[Saved entries]
▬▬▬▬▬▬
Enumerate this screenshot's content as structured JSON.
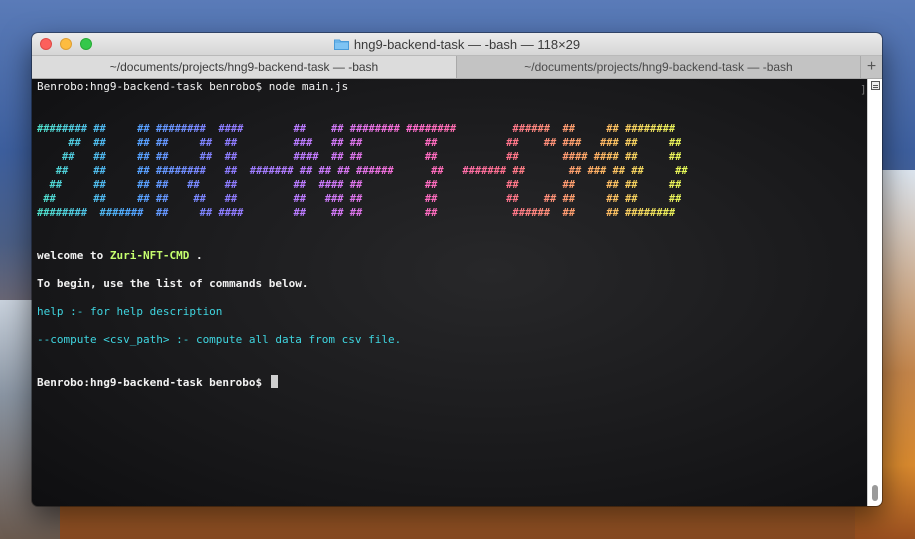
{
  "window": {
    "title": "hng9-backend-task — -bash — 118×29",
    "title_icon": "folder-icon"
  },
  "tabs": [
    {
      "label": "~/documents/projects/hng9-backend-task — -bash"
    },
    {
      "label": "~/documents/projects/hng9-backend-task — -bash"
    }
  ],
  "tab_add_label": "+",
  "terminal": {
    "prompt1": "Benrobo:hng9-backend-task benrobo$ node main.js",
    "ascii_art": [
      "######## ##     ## ########  ####        ##    ## ######## ########         ######  ##     ## ########",
      "     ##  ##     ## ##     ##  ##         ###   ## ##          ##           ##    ## ###   ### ##     ##",
      "    ##   ##     ## ##     ##  ##         ####  ## ##          ##           ##       #### #### ##     ##",
      "   ##    ##     ## ########   ##  ####### ## ## ## ######      ##   ####### ##       ## ### ## ##     ##",
      "  ##     ##     ## ##   ##    ##         ##  #### ##          ##           ##       ##     ## ##     ##",
      " ##      ##     ## ##    ##   ##         ##   ### ##          ##           ##    ## ##     ## ##     ##",
      "########  #######  ##     ## ####        ##    ## ##          ##            ######  ##     ## ########"
    ],
    "welcome_prefix": "welcome to ",
    "welcome_name": "Zuri-NFT-CMD",
    "welcome_suffix": " .",
    "begin_text": "To begin, use the list of commands below.",
    "help_line": "help :- for help description",
    "compute_line": "--compute <csv_path> :- compute all data from csv file.",
    "prompt2": "Benrobo:hng9-backend-task benrobo$",
    "right_bracket": "]"
  },
  "colors": {
    "help": "#3fd5e0",
    "welcome_name": "#c6ff6e",
    "rainbow": [
      "#4fe0c8",
      "#4fa6ff",
      "#8a7cff",
      "#c57bff",
      "#ff6bd0",
      "#ff6f8e",
      "#ffb064",
      "#e6ff57",
      "#a6ff5c"
    ]
  }
}
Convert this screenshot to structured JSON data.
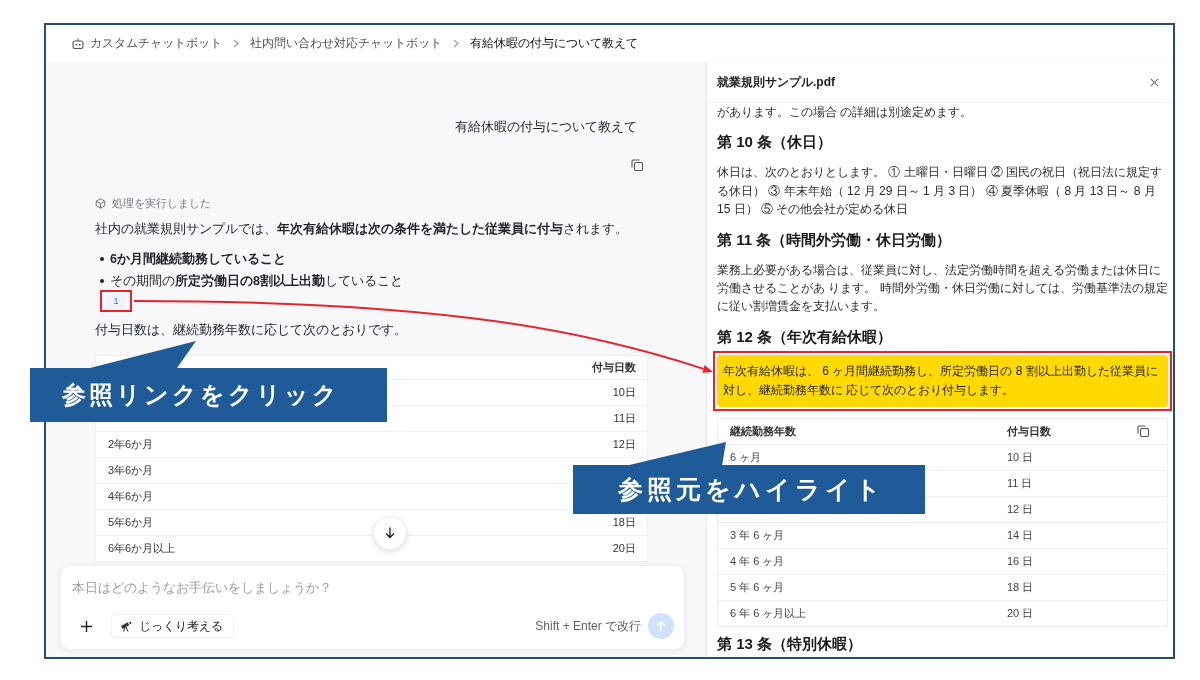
{
  "breadcrumb": [
    {
      "label": "カスタムチャットボット",
      "current": false
    },
    {
      "label": "社内問い合わせ対応チャットボット",
      "current": false
    },
    {
      "label": "有給休暇の付与について教えて",
      "current": true
    }
  ],
  "chat": {
    "user_message": "有給休暇の付与について教えて",
    "status": "処理を実行しました",
    "answer": {
      "intro": "社内の就業規則サンプルでは、**年次有給休暇は次の条件を満たした従業員に付与**されます。",
      "bullets": [
        {
          "text": "6か月間継続勤務していること",
          "bold": true
        },
        {
          "text": "その期間の**所定労働日の8割以上出勤**していること",
          "bold": false
        }
      ],
      "citation": "1",
      "outro": "付与日数は、継続勤務年数に応じて次のとおりです。",
      "table": {
        "header": {
          "column_2": "付与日数"
        },
        "rows": [
          {
            "column_2": "10日"
          },
          {
            "column_2": "11日"
          },
          {
            "column_1": "2年6か月",
            "column_2": "12日"
          },
          {
            "column_1": "3年6か月"
          },
          {
            "column_1": "4年6か月"
          },
          {
            "column_1": "5年6か月",
            "column_2": "18日"
          },
          {
            "column_1": "6年6か月以上",
            "column_2": "20日"
          }
        ]
      }
    },
    "composer": {
      "placeholder": "本日はどのようなお手伝いをしましょうか？",
      "think_button": "じっくり考える",
      "hint": "Shift + Enter で改行"
    }
  },
  "document": {
    "file_name": "就業規則サンプル.pdf",
    "blocks": [
      {
        "kind": "paragraph",
        "text": "があります。この場合 の詳細は別途定めます。",
        "highlighted": false
      },
      {
        "kind": "heading",
        "text": "第 10 条（休日）"
      },
      {
        "kind": "paragraph",
        "text": "休日は、次のとおりとします。 ① 土曜日・日曜日 ② 国民の祝日（祝日法に規定する休日） ③ 年末年始（ 12 月 29 日～ 1 月 3 日） ④ 夏季休暇（ 8 月 13 日～ 8 月 15 日） ⑤ その他会社が定める休日",
        "highlighted": false
      },
      {
        "kind": "heading",
        "text": "第 11 条（時間外労働・休日労働）"
      },
      {
        "kind": "paragraph",
        "text": "業務上必要がある場合は、従業員に対し、法定労働時間を超える労働または休日に労働させることがあ ります。 時間外労働・休日労働に対しては、労働基準法の規定に従い割増賃金を支払います。",
        "highlighted": false
      },
      {
        "kind": "heading",
        "text": "第 12 条（年次有給休暇）"
      },
      {
        "kind": "paragraph",
        "text": "年次有給休暇は、 6 ヶ月間継続勤務し、所定労働日の 8 割以上出勤した従業員に対し、継続勤務年数に 応じて次のとおり付与します。",
        "highlighted": true
      },
      {
        "kind": "table",
        "header": {
          "column_1": "継続勤務年数",
          "column_2": "付与日数"
        },
        "rows": [
          {
            "column_1": "6 ヶ月",
            "column_2": "10 日"
          },
          {
            "column_2": "11 日"
          },
          {
            "column_2": "12 日"
          },
          {
            "column_1": "3 年 6 ヶ月",
            "column_2": "14 日"
          },
          {
            "column_1": "4 年 6 ヶ月",
            "column_2": "16 日"
          },
          {
            "column_1": "5 年 6 ヶ月",
            "column_2": "18 日"
          },
          {
            "column_1": "6 年 6 ヶ月以上",
            "column_2": "20 日"
          }
        ]
      },
      {
        "kind": "heading",
        "text": "第 13 条（特別休暇）"
      }
    ]
  },
  "annotations": {
    "callouts": [
      {
        "text": "参照リンクをクリック"
      },
      {
        "text": "参照元をハイライト"
      }
    ]
  }
}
▬▬▬▬▬▬
◆ What you have to do
Look through the material above. Copy each line where the word "task" appears.

◆ Correct response
    "title": "hng9-backend-task — -bash — 118×29",
      "label": "~/documents/projects/hng9-backend-task — -bash"
      "label": "~/documents/projects/hng9-backend-task — -bash"
    "prompt1": "Benrobo:hng9-backend-task benrobo$ node main.js",
    "prompt2": "Benrobo:hng9-backend-task benrobo$",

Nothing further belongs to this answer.